EXTRAIT FOURNI:
-=-=-=-=-

La géothermie, quant à elle, relève du code minier. Celui-ci ne prévoit pas ce type d'activités, et il est difficile d'obtenir l'autorisation d'enfoncer un tuyau à 10 ou 15 mètres dans le sol. Il serait bon que la loi du 22 mars 2012 de simplification des procédures administratives profite à la géothermie. Le secteur agricole a fait l'objet de peu de mesures, et celles-ci, concentrées sur les émissions de CO2, n'ont guère été évaluées. C'est pourtant contre les émissions de protoxyde d'azote et de méthane qu'il faudrait lutter. Les quelques mesures existantes ont touché au plus une exploitation sur cent. En Allemagne, la compétitivité de la filière porcine repose sur les panneaux solaires fixés sur les toits des granges des installations agricoles. Pourquoi ne pas faire de même ?

-=-=-=-=-

DONNÉES FOURNIES:
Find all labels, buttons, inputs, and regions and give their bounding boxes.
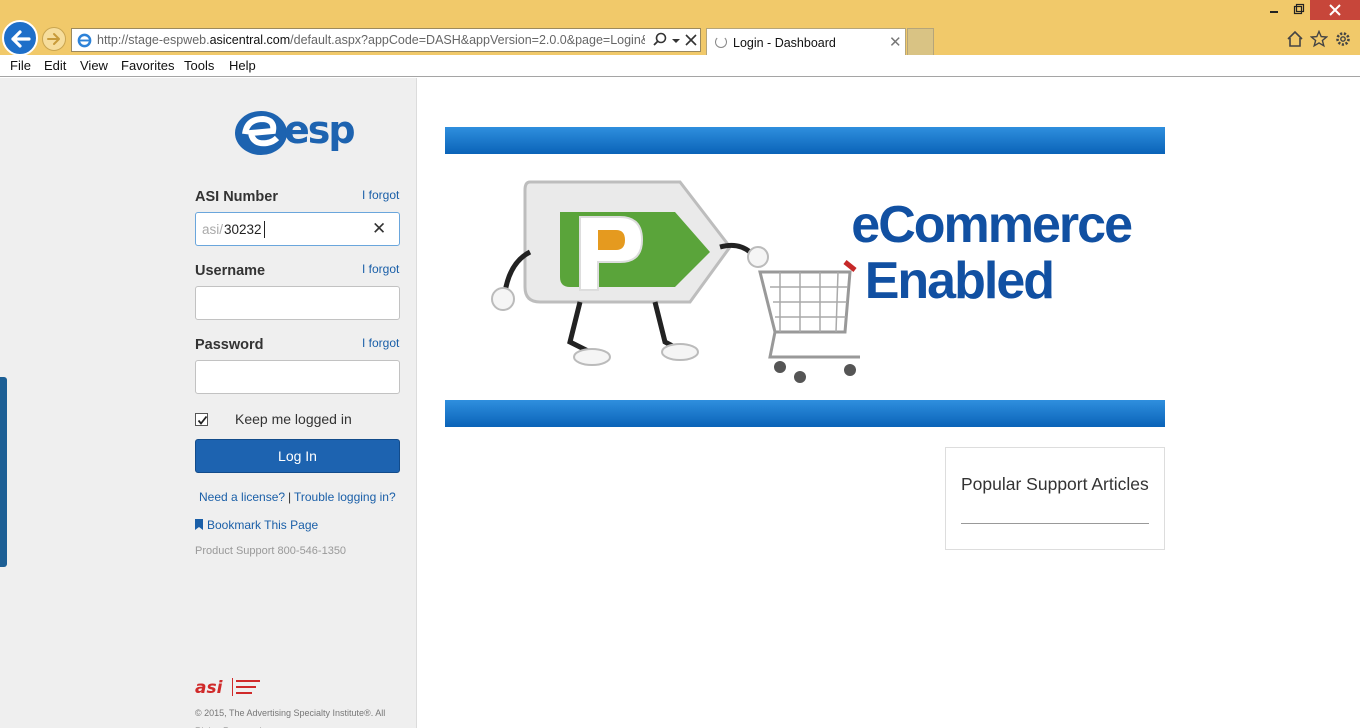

-=-=-=-=-

TÂCHE À RÉALISER:
Poursuivez, s'il vous plaît, le texte sur la géothermie et le secteur agricole à partir de sa dernière phrase.

RÉSULTAT OBTENU:
Dans le secteur des transports, les mesures sont onéreuses et peu efficientes. Pour les infrastructures de transport mentionnées dans le schéma national des infrastructures de transport (Snit), le coût de chaque tonne de CO2 évitée dépasse le millier d'euros. Pour les voitures, les spécialistes estiment qu'une consommation de deux litres pour cent kilomètres est accessible. Il serait intéressant que des efforts équivalents soient fournis pour les camions. Gardons-nous cependant de prendre pour argent comptant les annonces des constructeurs : il suffit de rouler dans un véhicule censé consommer 3,9 litres aux cent kilomètres pour s'apercevoir qu'il est impossible de descendre en-dessous de 5 ! La politique de l'État exemplaire, qui consistait à isoler les bâtiments publics, n'a pas été mise en oeuvre faute de moyens. Tout cela ne constitue pas un ensemble cohérent. La Cour préconise de concentrer les mesures sur les secteurs où elles ont le plus d'efficacité. Il faut un pilote dans l'avion, s'agissant de politiques par nature interministérielles. Le Commissariat au développement durable n'a pas atteint ses objectifs. Il y a une direction générale de l'énergie et du climat, qui semble parfaitement taillée pour ce rôle, sous réserve que son caractère interministériel soit affirmé.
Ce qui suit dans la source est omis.